DATA FOR PROCESSING ->
^^^^^^^^

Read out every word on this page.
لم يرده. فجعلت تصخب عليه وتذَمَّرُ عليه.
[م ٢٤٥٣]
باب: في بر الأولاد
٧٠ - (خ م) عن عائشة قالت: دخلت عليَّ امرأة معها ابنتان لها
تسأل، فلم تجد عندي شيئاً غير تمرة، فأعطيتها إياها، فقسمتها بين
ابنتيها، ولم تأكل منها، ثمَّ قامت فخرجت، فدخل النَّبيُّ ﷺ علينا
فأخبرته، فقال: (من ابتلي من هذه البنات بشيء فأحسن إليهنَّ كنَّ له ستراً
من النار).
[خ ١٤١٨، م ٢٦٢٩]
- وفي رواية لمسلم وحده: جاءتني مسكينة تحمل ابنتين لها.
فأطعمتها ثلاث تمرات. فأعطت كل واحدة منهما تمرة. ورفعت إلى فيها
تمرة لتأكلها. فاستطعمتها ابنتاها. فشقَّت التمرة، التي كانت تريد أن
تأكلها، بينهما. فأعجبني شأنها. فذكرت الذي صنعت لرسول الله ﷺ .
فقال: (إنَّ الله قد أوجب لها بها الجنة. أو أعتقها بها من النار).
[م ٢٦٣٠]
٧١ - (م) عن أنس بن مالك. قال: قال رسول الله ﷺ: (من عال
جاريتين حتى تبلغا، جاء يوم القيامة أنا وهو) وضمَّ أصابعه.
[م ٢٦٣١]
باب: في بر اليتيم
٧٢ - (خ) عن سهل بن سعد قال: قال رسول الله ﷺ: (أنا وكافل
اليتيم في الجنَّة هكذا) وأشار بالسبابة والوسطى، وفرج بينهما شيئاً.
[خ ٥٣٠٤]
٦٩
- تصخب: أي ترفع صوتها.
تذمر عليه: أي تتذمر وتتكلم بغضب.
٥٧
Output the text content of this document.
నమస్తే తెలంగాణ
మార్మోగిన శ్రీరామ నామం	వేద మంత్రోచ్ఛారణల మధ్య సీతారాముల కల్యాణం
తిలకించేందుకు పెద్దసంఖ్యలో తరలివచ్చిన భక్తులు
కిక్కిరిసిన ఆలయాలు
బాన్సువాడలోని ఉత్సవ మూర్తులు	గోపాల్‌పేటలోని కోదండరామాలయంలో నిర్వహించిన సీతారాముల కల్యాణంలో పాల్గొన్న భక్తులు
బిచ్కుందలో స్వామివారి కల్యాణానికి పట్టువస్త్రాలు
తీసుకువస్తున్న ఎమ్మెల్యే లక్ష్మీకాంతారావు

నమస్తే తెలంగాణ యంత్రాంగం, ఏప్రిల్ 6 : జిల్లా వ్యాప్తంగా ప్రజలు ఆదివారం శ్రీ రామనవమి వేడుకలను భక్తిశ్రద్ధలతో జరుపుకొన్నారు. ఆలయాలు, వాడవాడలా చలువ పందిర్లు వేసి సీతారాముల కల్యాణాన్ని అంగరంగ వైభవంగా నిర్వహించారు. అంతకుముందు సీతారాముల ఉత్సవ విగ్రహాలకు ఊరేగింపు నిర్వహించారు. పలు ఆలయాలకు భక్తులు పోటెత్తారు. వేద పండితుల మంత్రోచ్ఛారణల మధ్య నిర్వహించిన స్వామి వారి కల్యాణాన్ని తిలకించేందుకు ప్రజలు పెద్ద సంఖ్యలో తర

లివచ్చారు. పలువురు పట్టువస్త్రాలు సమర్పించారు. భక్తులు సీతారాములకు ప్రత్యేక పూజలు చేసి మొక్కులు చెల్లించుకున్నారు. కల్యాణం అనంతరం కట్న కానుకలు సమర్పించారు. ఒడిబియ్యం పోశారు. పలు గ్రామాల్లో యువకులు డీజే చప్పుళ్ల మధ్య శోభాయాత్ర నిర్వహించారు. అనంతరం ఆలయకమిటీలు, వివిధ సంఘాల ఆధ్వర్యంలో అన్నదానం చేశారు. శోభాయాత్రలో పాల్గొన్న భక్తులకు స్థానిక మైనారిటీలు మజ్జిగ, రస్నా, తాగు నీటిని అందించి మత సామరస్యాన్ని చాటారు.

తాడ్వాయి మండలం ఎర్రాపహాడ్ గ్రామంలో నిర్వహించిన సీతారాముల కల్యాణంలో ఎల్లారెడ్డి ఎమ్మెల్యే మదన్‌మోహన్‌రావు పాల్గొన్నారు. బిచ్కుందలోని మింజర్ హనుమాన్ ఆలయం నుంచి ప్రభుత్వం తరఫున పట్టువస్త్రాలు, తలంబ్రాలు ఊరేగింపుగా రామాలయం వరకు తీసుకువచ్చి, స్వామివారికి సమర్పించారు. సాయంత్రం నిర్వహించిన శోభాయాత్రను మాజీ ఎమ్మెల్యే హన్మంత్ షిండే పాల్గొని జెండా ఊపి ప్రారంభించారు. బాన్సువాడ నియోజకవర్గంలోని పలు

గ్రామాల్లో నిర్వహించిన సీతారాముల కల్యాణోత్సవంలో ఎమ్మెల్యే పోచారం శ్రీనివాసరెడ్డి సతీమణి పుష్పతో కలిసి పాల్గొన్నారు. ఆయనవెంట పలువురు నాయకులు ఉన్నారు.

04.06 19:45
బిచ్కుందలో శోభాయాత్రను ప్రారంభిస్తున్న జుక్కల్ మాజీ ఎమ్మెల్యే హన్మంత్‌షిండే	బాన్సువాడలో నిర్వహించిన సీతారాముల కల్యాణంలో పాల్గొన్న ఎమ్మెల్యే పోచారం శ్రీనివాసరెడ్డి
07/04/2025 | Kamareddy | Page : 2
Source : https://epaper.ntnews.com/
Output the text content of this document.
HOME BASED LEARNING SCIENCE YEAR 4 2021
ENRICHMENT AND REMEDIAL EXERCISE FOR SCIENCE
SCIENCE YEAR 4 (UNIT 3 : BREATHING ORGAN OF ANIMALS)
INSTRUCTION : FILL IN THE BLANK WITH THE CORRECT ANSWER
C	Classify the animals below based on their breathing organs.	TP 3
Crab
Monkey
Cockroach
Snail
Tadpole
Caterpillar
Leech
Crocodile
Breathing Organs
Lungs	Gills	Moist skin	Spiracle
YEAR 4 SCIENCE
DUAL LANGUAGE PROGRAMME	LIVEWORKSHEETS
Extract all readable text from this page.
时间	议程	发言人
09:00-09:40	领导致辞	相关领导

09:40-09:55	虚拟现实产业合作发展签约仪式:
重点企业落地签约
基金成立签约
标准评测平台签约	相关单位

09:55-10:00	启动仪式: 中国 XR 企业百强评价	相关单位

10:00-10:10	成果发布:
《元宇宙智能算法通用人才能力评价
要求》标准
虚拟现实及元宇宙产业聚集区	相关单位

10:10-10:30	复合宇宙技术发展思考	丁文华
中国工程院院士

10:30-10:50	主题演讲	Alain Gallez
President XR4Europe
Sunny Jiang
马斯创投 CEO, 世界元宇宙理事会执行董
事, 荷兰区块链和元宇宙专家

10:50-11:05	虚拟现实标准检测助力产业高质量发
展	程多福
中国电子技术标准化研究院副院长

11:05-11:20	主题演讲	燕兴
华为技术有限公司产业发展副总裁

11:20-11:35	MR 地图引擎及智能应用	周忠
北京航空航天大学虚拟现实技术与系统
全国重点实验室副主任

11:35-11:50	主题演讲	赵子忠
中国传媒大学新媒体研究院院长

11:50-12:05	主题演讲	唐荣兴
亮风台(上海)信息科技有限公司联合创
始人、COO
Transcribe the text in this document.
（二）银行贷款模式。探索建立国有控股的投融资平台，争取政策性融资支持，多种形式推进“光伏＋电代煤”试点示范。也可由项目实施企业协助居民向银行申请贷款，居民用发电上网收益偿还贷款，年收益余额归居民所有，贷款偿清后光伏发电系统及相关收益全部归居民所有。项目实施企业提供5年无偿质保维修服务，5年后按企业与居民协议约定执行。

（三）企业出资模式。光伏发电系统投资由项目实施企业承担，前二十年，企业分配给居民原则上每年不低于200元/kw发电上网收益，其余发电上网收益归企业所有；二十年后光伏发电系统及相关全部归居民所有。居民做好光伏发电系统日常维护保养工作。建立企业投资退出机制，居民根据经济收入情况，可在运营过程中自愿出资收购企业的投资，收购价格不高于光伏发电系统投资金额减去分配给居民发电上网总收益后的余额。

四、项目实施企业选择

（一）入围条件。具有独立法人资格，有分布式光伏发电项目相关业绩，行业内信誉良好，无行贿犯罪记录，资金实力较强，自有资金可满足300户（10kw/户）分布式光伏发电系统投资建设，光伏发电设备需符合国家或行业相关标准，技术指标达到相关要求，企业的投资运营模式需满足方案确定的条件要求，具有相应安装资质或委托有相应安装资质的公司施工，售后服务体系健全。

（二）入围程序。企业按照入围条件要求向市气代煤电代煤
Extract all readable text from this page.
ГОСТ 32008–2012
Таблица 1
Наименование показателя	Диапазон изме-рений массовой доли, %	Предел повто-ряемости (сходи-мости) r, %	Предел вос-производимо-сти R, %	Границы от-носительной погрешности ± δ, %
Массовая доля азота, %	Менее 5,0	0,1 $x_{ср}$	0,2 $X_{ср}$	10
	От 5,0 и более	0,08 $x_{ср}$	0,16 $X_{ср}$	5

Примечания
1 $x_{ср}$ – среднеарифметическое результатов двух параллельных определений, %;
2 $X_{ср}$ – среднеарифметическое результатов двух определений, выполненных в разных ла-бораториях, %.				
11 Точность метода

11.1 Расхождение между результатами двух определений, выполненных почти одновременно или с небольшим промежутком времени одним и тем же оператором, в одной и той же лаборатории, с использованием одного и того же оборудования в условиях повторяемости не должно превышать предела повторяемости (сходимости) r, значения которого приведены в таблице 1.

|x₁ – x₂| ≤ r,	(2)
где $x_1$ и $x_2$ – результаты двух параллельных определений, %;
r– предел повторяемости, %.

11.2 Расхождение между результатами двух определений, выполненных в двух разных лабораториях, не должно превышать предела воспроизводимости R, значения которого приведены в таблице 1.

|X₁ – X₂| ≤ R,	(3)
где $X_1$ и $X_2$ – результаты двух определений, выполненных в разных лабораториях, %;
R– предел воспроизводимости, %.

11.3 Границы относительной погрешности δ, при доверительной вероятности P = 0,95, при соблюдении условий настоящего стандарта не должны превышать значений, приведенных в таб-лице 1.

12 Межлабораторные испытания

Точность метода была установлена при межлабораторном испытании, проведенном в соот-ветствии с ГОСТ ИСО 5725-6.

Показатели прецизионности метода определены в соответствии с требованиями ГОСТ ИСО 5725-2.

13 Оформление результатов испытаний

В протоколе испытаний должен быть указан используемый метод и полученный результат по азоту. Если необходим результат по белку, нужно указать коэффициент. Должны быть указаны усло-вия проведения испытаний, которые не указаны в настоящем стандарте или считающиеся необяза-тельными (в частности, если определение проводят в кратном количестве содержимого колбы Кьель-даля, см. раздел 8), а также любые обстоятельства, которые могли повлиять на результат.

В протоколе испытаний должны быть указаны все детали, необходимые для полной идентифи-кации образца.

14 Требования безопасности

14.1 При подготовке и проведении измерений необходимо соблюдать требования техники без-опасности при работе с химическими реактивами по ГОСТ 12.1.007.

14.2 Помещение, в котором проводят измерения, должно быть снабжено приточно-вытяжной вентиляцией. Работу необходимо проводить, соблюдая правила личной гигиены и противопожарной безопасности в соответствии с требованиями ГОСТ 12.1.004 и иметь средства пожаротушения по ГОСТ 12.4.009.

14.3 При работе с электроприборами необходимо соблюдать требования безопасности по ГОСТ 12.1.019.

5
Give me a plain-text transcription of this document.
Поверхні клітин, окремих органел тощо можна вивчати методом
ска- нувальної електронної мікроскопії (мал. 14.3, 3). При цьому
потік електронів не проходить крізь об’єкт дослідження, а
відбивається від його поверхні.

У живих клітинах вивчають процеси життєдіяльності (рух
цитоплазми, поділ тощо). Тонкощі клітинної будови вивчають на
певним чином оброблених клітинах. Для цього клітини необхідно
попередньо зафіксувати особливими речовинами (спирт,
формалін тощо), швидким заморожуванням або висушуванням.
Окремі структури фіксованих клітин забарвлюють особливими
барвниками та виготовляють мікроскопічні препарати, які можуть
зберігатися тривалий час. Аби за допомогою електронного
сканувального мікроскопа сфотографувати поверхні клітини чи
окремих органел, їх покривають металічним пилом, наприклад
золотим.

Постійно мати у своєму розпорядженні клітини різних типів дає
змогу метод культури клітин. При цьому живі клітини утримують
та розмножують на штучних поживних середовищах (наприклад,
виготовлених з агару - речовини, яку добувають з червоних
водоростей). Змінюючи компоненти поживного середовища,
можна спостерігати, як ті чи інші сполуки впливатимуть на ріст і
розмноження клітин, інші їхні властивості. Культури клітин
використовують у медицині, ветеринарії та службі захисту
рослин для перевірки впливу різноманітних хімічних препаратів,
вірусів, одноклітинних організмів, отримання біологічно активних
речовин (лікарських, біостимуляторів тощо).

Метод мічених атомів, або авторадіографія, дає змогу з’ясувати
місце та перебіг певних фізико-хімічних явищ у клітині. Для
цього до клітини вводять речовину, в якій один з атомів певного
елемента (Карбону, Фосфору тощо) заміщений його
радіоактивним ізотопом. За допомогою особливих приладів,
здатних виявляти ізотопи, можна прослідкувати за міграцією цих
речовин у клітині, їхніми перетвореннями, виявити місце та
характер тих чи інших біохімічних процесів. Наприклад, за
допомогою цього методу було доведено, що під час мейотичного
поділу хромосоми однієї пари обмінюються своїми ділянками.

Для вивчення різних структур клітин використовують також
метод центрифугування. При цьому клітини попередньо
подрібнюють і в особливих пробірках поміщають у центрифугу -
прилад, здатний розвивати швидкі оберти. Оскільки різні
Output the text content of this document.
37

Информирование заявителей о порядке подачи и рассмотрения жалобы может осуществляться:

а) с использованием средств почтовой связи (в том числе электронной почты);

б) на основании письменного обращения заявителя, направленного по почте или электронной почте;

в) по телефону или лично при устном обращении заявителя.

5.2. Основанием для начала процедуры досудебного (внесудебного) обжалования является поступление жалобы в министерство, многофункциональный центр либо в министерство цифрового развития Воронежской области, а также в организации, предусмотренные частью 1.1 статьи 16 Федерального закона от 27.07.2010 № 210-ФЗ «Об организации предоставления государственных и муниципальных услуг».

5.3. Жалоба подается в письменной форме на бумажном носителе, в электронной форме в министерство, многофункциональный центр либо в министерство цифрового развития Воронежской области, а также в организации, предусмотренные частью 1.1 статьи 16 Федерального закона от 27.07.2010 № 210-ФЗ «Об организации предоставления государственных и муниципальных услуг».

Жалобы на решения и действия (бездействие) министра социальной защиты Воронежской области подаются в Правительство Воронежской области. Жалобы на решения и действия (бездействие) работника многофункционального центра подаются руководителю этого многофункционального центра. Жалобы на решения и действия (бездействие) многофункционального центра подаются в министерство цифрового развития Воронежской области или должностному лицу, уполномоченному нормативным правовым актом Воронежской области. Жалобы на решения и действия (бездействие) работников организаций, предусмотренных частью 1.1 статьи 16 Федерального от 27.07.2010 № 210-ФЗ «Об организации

^^^^^^^^

In the listing, find every line containing the word "فقال" and list it.

فأخبرته، فقال: (من ابتلي من هذه البنات بشيء فأحسن إليهنَّ كنَّ له ستراً
فقال: (إنَّ الله قد أوجب لها بها الجنة. أو أعتقها بها من النار).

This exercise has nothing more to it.